**Dataset content:**
*****
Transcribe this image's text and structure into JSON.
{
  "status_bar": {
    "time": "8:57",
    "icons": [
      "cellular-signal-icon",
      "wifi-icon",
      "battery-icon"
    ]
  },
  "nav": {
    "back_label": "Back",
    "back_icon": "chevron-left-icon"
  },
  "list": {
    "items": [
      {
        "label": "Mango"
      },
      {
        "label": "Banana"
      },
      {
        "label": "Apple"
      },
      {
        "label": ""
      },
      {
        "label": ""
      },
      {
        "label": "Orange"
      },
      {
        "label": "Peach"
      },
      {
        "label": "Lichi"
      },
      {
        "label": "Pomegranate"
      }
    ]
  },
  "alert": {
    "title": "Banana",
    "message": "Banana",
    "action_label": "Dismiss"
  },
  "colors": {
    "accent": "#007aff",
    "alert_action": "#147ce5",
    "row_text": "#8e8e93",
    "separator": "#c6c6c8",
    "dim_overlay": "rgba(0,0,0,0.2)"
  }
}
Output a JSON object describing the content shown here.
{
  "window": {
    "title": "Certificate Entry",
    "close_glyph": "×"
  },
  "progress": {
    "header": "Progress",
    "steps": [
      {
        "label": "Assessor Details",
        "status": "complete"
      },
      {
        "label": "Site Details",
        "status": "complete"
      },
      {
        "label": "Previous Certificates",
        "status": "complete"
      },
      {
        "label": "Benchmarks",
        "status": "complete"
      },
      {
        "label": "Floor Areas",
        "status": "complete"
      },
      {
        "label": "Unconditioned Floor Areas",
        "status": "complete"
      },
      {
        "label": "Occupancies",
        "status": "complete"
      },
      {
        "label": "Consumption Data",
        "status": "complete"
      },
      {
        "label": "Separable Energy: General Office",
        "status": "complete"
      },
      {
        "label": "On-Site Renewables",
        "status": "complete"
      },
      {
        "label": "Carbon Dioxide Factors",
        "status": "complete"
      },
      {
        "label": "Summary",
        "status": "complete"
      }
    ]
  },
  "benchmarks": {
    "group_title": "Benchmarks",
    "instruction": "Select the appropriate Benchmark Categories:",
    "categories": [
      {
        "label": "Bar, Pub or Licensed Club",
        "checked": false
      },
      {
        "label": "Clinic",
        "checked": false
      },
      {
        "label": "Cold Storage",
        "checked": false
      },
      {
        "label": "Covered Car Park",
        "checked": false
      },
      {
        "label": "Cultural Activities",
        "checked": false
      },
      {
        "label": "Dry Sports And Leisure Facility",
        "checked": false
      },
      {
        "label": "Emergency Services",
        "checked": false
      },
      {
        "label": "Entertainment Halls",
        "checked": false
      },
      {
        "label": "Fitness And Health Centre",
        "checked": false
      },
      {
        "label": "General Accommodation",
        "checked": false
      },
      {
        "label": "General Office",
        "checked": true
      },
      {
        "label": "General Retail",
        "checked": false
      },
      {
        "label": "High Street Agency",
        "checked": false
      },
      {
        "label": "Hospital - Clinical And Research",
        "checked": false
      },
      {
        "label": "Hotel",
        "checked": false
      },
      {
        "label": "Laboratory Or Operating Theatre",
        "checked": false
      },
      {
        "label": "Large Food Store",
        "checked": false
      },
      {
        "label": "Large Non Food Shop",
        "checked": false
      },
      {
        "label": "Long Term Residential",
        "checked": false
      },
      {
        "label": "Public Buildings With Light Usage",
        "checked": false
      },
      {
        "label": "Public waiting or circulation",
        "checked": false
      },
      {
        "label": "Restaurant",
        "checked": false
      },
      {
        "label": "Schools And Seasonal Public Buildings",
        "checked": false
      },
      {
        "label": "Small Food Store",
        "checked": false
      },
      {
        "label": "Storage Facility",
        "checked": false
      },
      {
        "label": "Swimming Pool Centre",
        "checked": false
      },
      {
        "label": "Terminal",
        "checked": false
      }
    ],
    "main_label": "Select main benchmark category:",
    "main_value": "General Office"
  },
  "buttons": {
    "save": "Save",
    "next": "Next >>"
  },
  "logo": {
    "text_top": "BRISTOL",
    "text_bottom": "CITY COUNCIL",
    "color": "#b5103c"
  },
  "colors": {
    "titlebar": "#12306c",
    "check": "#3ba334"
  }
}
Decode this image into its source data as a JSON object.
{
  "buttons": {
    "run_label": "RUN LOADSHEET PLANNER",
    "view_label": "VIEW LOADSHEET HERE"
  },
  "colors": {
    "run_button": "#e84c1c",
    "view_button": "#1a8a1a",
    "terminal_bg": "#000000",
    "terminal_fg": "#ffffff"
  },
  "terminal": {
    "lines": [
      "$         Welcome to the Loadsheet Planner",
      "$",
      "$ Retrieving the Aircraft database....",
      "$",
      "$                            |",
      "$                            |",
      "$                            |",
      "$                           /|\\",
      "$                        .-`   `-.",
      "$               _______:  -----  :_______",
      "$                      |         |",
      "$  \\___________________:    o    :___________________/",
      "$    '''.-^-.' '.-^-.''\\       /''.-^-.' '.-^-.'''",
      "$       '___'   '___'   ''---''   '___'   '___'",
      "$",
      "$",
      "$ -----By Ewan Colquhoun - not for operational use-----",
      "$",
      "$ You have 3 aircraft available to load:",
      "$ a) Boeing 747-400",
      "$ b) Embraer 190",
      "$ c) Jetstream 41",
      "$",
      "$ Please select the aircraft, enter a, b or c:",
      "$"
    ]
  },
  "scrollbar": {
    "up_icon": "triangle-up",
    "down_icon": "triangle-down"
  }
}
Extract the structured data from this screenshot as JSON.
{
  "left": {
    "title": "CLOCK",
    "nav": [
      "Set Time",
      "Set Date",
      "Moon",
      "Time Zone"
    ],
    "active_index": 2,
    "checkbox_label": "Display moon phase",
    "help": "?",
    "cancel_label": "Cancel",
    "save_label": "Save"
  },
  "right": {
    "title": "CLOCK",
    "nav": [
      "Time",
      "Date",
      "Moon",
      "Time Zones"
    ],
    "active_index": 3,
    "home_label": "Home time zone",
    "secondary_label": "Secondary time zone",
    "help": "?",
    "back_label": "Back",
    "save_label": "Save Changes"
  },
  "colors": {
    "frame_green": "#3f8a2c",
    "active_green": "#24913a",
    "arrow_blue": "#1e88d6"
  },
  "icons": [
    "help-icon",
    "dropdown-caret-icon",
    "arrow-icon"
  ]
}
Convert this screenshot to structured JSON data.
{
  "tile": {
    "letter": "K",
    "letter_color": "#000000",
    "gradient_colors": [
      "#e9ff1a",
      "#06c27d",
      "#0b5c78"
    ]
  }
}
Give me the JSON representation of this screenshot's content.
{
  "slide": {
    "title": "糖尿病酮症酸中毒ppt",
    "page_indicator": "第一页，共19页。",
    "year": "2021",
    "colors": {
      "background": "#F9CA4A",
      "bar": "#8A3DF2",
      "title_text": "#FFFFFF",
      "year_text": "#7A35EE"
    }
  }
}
*****
Find every line in the records that contains the word "Public"; copy those lines.

        "label": "Public Buildings With Light Usage",
        "label": "Public waiting or circulation",
        "label": "Schools And Seasonal Public Buildings",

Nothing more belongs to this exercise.